Task to carry out - Below are entries. Pull out all lines containing "title".

Records to use -
╔══

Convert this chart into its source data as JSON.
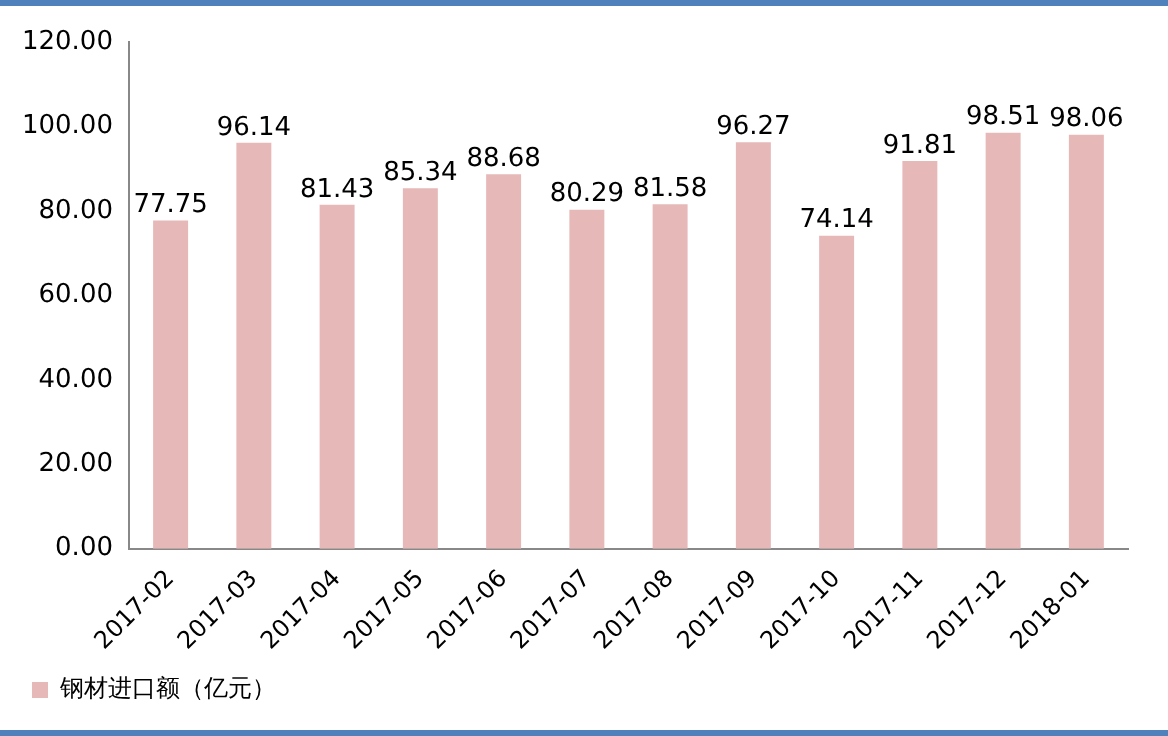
{
  "chart_data": {
    "type": "bar",
    "categories": [
      "2017-02",
      "2017-03",
      "2017-04",
      "2017-05",
      "2017-06",
      "2017-07",
      "2017-08",
      "2017-09",
      "2017-10",
      "2017-11",
      "2017-12",
      "2018-01"
    ],
    "series": [
      {
        "name": "钢材进口额（亿元）",
        "color": "#e6b8b7",
        "values": [
          77.75,
          96.14,
          81.43,
          85.34,
          88.68,
          80.29,
          81.58,
          96.27,
          74.14,
          91.81,
          98.51,
          98.06
        ]
      }
    ],
    "ylim": [
      0,
      120
    ],
    "yticks": [
      {
        "value": 0,
        "label": "0.00"
      },
      {
        "value": 20,
        "label": "20.00"
      },
      {
        "value": 40,
        "label": "40.00"
      },
      {
        "value": 60,
        "label": "60.00"
      },
      {
        "value": 80,
        "label": "80.00"
      },
      {
        "value": 100,
        "label": "100.00"
      },
      {
        "value": 120,
        "label": "120.00"
      }
    ],
    "data_labels": true,
    "grid": false,
    "legend": "bottom left"
  }
}
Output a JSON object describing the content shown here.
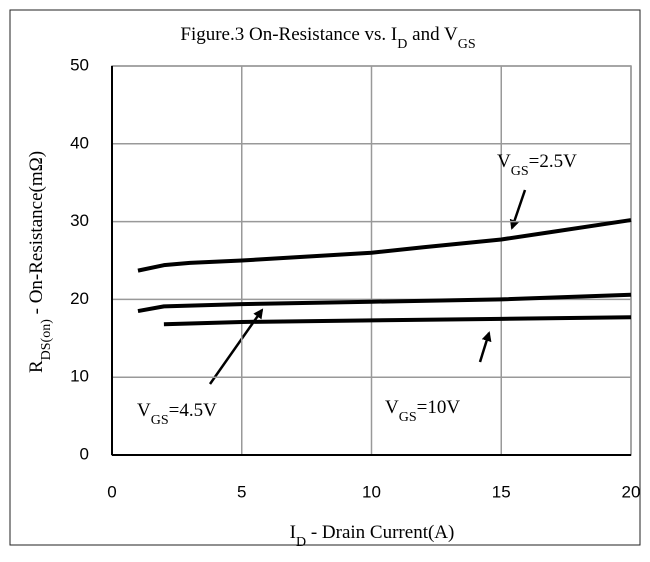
{
  "chart_data": {
    "type": "line",
    "title": [
      "Figure.3 On-Resistance vs. I",
      "D",
      " and V",
      "GS"
    ],
    "x_label": [
      "I",
      "D",
      " - Drain Current(A)"
    ],
    "y_label": [
      "R",
      "DS(on)",
      " - On-Resistance(mΩ)"
    ],
    "xlim": [
      0,
      20
    ],
    "xticks": [
      0,
      5,
      10,
      15,
      20
    ],
    "ylim": [
      0,
      50
    ],
    "yticks": [
      0,
      10,
      20,
      30,
      40,
      50
    ],
    "grid": true,
    "series": [
      {
        "color": "#000000",
        "x": [
          1,
          2,
          3,
          5,
          7,
          10,
          12,
          15,
          17,
          20
        ],
        "values": [
          23.7,
          24.4,
          24.7,
          25.0,
          25.4,
          26.0,
          26.7,
          27.7,
          28.7,
          30.2
        ]
      },
      {
        "color": "#000000",
        "x": [
          1,
          2,
          5,
          10,
          15,
          20
        ],
        "values": [
          18.5,
          19.1,
          19.4,
          19.7,
          20.0,
          20.6
        ]
      },
      {
        "color": "#000000",
        "x": [
          2,
          5,
          10,
          15,
          20
        ],
        "values": [
          16.8,
          17.1,
          17.3,
          17.5,
          17.7
        ]
      }
    ],
    "annotations": [
      {
        "text": [
          "V",
          "GS",
          "=2.5V"
        ]
      },
      {
        "text": [
          "V",
          "GS",
          "=4.5V"
        ]
      },
      {
        "text": [
          "V",
          "GS",
          "=10V"
        ]
      }
    ]
  }
}
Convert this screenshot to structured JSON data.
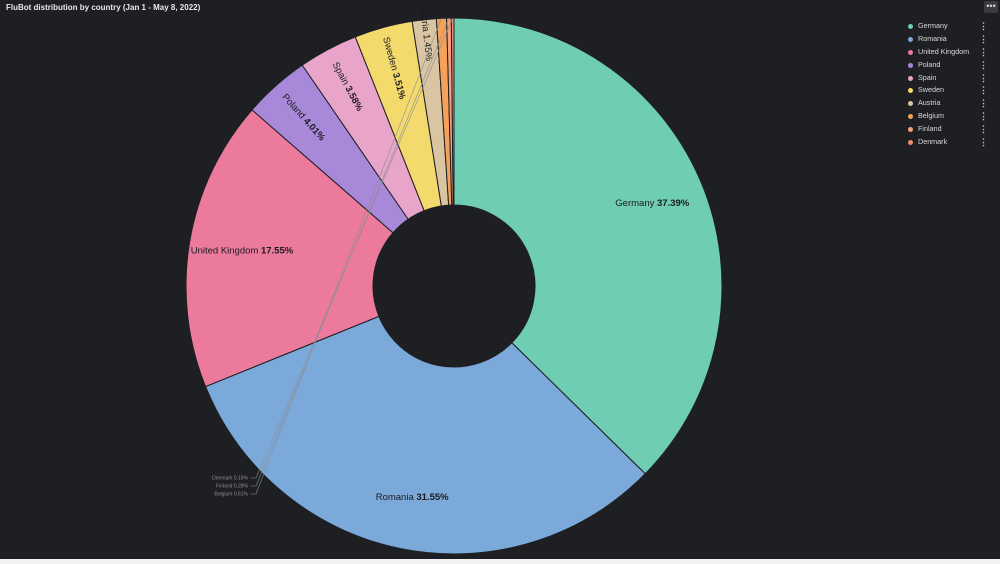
{
  "panel": {
    "title": "FluBot distribution by country (Jan 1 - May 8, 2022)",
    "menu_icon": "more-horizontal-icon"
  },
  "chart_data": {
    "type": "pie",
    "title": "FluBot distribution by country (Jan 1 - May 8, 2022)",
    "donut": true,
    "legend_position": "top-right",
    "categories": [
      "Germany",
      "Romania",
      "United Kingdom",
      "Poland",
      "Spain",
      "Sweden",
      "Austria",
      "Belgium",
      "Finland",
      "Denmark"
    ],
    "values": [
      37.39,
      31.55,
      17.55,
      4.01,
      3.58,
      3.51,
      1.45,
      0.61,
      0.28,
      0.16
    ],
    "labels": [
      "37.39%",
      "31.55%",
      "17.55%",
      "4.01%",
      "3.58%",
      "3.51%",
      "1.45%",
      "0.61%",
      "0.28%",
      "0.16%"
    ],
    "colors": [
      "#6fcdb4",
      "#7aa9da",
      "#ec7a9d",
      "#a888d9",
      "#e8a4c9",
      "#f4da6c",
      "#d9c5a2",
      "#f5a15a",
      "#f49f7d",
      "#ee8c72"
    ]
  }
}
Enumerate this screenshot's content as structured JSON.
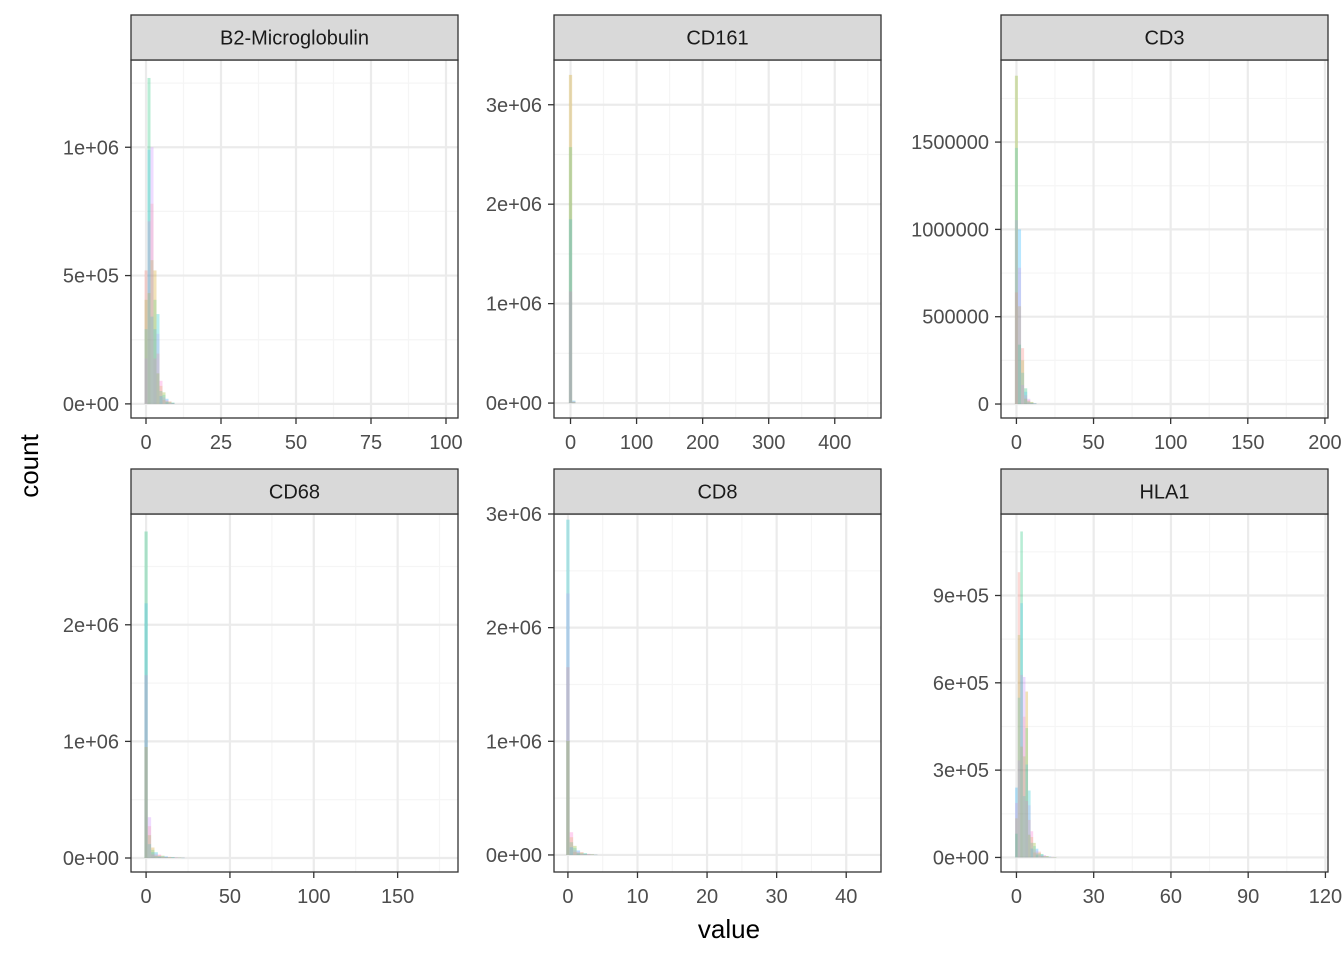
{
  "chart_data": {
    "type": "bar",
    "subtype": "faceted-histogram",
    "xlabel": "value",
    "ylabel": "count",
    "legend": "none",
    "grid": true,
    "colors": {
      "strip_bg": "#d9d9d9",
      "panel_border": "#333333",
      "grid_major": "#ebebeb",
      "grid_minor": "#f5f5f5",
      "series_palette": [
        "#f8766d",
        "#cd9600",
        "#7cae00",
        "#00be67",
        "#00bfc4",
        "#00a9ff",
        "#c77cff",
        "#ff61cc"
      ]
    },
    "facets": [
      {
        "title": "B2-Microglobulin",
        "xlim": [
          -5,
          104
        ],
        "ylim": [
          -55000,
          1340000
        ],
        "x_ticks": [
          0,
          25,
          50,
          75,
          100
        ],
        "x_tick_labels": [
          "0",
          "25",
          "50",
          "75",
          "100"
        ],
        "y_ticks": [
          0,
          500000,
          1000000
        ],
        "y_tick_labels": [
          "0e+00",
          "5e+05",
          "1e+06"
        ],
        "bin_width": 1,
        "bin_starts": [
          -0.5,
          0.5,
          1.5,
          2.5,
          3.5,
          4.5,
          5.5,
          6.5,
          7.5,
          8.5
        ],
        "bin_counts": [
          520000,
          1270000,
          1000000,
          520000,
          350000,
          90000,
          45000,
          20000,
          10000,
          5000
        ]
      },
      {
        "title": "CD161",
        "xlim": [
          -25,
          470
        ],
        "ylim": [
          -150000,
          3450000
        ],
        "x_ticks": [
          0,
          100,
          200,
          300,
          400
        ],
        "x_tick_labels": [
          "0",
          "100",
          "200",
          "300",
          "400"
        ],
        "y_ticks": [
          0,
          1000000,
          2000000,
          3000000
        ],
        "y_tick_labels": [
          "0e+00",
          "1e+06",
          "2e+06",
          "3e+06"
        ],
        "bin_width": 5,
        "bin_starts": [
          -2.5,
          2.5
        ],
        "bin_counts": [
          3300000,
          25000
        ]
      },
      {
        "title": "CD3",
        "xlim": [
          -10,
          202
        ],
        "ylim": [
          -80000,
          1970000
        ],
        "x_ticks": [
          0,
          50,
          100,
          150,
          200
        ],
        "x_tick_labels": [
          "0",
          "50",
          "100",
          "150",
          "200"
        ],
        "y_ticks": [
          0,
          500000,
          1000000,
          1500000
        ],
        "y_tick_labels": [
          "0",
          "500000",
          "1000000",
          "1500000"
        ],
        "bin_width": 2,
        "bin_starts": [
          -1,
          1,
          3,
          5,
          7,
          9,
          11
        ],
        "bin_counts": [
          1880000,
          1000000,
          320000,
          90000,
          30000,
          12000,
          5000
        ]
      },
      {
        "title": "CD68",
        "xlim": [
          -9,
          186
        ],
        "ylim": [
          -120000,
          2950000
        ],
        "x_ticks": [
          0,
          50,
          100,
          150
        ],
        "x_tick_labels": [
          "0",
          "50",
          "100",
          "150"
        ],
        "y_ticks": [
          0,
          1000000,
          2000000
        ],
        "y_tick_labels": [
          "0e+00",
          "1e+06",
          "2e+06"
        ],
        "bin_width": 2,
        "bin_starts": [
          -1,
          1,
          3,
          5,
          7,
          9,
          11,
          13,
          15,
          17,
          19,
          21
        ],
        "bin_counts": [
          2800000,
          350000,
          90000,
          50000,
          30000,
          20000,
          15000,
          10000,
          8000,
          6000,
          4000,
          3000
        ]
      },
      {
        "title": "CD8",
        "xlim": [
          -2,
          45
        ],
        "ylim": [
          -150000,
          3000000
        ],
        "x_ticks": [
          0,
          10,
          20,
          30,
          40
        ],
        "x_tick_labels": [
          "0",
          "10",
          "20",
          "30",
          "40"
        ],
        "y_ticks": [
          0,
          1000000,
          2000000,
          3000000
        ],
        "y_tick_labels": [
          "0e+00",
          "1e+06",
          "2e+06",
          "3e+06"
        ],
        "bin_width": 0.5,
        "bin_starts": [
          -0.25,
          0.25,
          0.75,
          1.25,
          1.75,
          2.25,
          2.75,
          3.25,
          3.75
        ],
        "bin_counts": [
          2950000,
          200000,
          80000,
          40000,
          25000,
          15000,
          10000,
          6000,
          3000
        ]
      },
      {
        "title": "HLA1",
        "xlim": [
          -6,
          121
        ],
        "ylim": [
          -50000,
          1180000
        ],
        "x_ticks": [
          0,
          30,
          60,
          90,
          120
        ],
        "x_tick_labels": [
          "0",
          "30",
          "60",
          "90",
          "120"
        ],
        "y_ticks": [
          0,
          300000,
          600000,
          900000
        ],
        "y_tick_labels": [
          "0e+00",
          "3e+05",
          "6e+05",
          "9e+05"
        ],
        "bin_width": 1,
        "bin_starts": [
          -0.5,
          0.5,
          1.5,
          2.5,
          3.5,
          4.5,
          5.5,
          6.5,
          7.5,
          8.5,
          9.5,
          10.5,
          11.5,
          12.5,
          13.5,
          14.5
        ],
        "bin_counts": [
          240000,
          980000,
          1120000,
          620000,
          570000,
          230000,
          90000,
          50000,
          30000,
          20000,
          12000,
          8000,
          5000,
          3000,
          2000,
          1000
        ]
      }
    ]
  }
}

╚══

The completed task -
    "title": [
    "title": "FluBot distribution by country (Jan 1 - May 8, 2022)",
    "title": "FluBot distribution by country (Jan 1 - May 8, 2022)",
        "title": "B2-Microglobulin",
        "title": "CD161",
        "title": "CD3",
        "title": "CD68",
        "title": "CD8",
        "title": "HLA1",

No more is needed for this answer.